----- Data to use -----
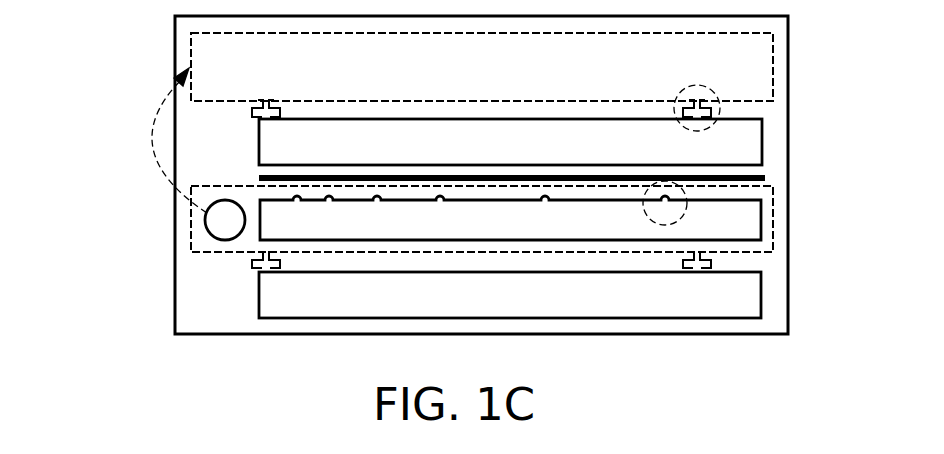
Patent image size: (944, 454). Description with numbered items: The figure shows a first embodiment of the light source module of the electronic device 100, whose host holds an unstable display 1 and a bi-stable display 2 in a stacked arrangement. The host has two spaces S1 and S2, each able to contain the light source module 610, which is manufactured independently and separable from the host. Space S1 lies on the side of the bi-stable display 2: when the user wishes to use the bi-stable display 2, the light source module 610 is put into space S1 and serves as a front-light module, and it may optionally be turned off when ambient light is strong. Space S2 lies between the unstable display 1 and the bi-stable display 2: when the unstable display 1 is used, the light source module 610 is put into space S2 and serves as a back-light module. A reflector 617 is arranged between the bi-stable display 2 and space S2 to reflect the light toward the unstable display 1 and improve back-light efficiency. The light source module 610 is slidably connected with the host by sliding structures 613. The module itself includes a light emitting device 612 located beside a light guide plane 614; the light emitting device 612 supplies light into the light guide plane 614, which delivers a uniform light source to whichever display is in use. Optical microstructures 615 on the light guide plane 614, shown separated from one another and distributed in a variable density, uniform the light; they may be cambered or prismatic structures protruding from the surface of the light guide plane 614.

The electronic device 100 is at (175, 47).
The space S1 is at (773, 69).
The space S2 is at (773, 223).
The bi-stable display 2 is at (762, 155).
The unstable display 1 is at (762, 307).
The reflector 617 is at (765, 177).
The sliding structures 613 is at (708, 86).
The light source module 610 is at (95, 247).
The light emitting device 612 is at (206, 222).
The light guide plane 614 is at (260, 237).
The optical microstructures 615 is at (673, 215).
-----
----- Data to use -----
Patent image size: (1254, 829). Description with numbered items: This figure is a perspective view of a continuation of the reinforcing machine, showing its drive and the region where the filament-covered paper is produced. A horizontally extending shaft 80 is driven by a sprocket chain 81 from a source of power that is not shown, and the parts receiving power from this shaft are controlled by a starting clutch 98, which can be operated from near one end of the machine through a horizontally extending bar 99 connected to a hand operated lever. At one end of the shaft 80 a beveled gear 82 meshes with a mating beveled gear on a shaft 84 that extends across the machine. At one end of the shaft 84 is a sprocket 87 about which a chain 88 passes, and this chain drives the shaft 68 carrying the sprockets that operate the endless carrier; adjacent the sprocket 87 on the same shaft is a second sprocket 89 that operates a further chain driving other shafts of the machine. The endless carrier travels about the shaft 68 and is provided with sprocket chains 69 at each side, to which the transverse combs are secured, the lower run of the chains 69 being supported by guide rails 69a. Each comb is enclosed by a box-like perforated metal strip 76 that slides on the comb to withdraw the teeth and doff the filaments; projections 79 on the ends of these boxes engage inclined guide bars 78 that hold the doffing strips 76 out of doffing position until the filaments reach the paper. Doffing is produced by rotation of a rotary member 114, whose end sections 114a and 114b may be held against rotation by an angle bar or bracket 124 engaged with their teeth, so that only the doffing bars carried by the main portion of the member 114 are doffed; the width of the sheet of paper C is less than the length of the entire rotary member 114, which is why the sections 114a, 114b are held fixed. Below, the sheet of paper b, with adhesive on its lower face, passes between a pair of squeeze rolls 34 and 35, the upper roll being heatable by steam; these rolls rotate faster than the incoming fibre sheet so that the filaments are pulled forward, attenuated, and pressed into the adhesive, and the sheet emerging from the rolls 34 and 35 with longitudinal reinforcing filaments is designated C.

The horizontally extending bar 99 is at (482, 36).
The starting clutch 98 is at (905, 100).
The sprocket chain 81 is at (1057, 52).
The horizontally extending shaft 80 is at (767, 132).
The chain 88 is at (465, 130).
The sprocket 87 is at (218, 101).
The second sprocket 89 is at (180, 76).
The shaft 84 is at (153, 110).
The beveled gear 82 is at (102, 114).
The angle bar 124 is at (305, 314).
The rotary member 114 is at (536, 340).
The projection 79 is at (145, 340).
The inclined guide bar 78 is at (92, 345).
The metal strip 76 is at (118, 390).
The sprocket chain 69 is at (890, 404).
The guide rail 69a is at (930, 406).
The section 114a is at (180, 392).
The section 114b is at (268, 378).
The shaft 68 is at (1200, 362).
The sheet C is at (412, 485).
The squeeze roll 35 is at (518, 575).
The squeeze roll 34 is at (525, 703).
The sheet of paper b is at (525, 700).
-----
Problem description
Copy out each line above that contains the word "device".

Answer to the problem
Patent image size: (944, 454). Description with numbered items: The figure shows a first embodiment of the light source module of the electronic device 100, whose host holds an unstable display 1 and a bi-stable display 2 in a stacked arrangement. The host has two spaces S1 and S2, each able to contain the light source module 610, which is manufactured independently and separable from the host. Space S1 lies on the side of the bi-stable display 2: when the user wishes to use the bi-stable display 2, the light source module 610 is put into space S1 and serves as a front-light module, and it may optionally be turned off when ambient light is strong. Space S2 lies between the unstable display 1 and the bi-stable display 2: when the unstable display 1 is used, the light source module 610 is put into space S2 and serves as a back-light module. A reflector 617 is arranged between the bi-stable display 2 and space S2 to reflect the light toward the unstable display 1 and improve back-light efficiency. The light source module 610 is slidably connected with the host by sliding structures 613. The module itself includes a light emitting device 612 located beside a light guide plane 614; the light emitting device 612 supplies light into the light guide plane 614, which delivers a uniform light source to whichever display is in use. Optical microstructures 615 on the light guide plane 614, shown separated from one another and distributed in a variable density, uniform the light; they may be cambered or prismatic structures protruding from the surface of the light guide plane 614.
The electronic device 100 is at (175, 47).
The light emitting device 612 is at (206, 222).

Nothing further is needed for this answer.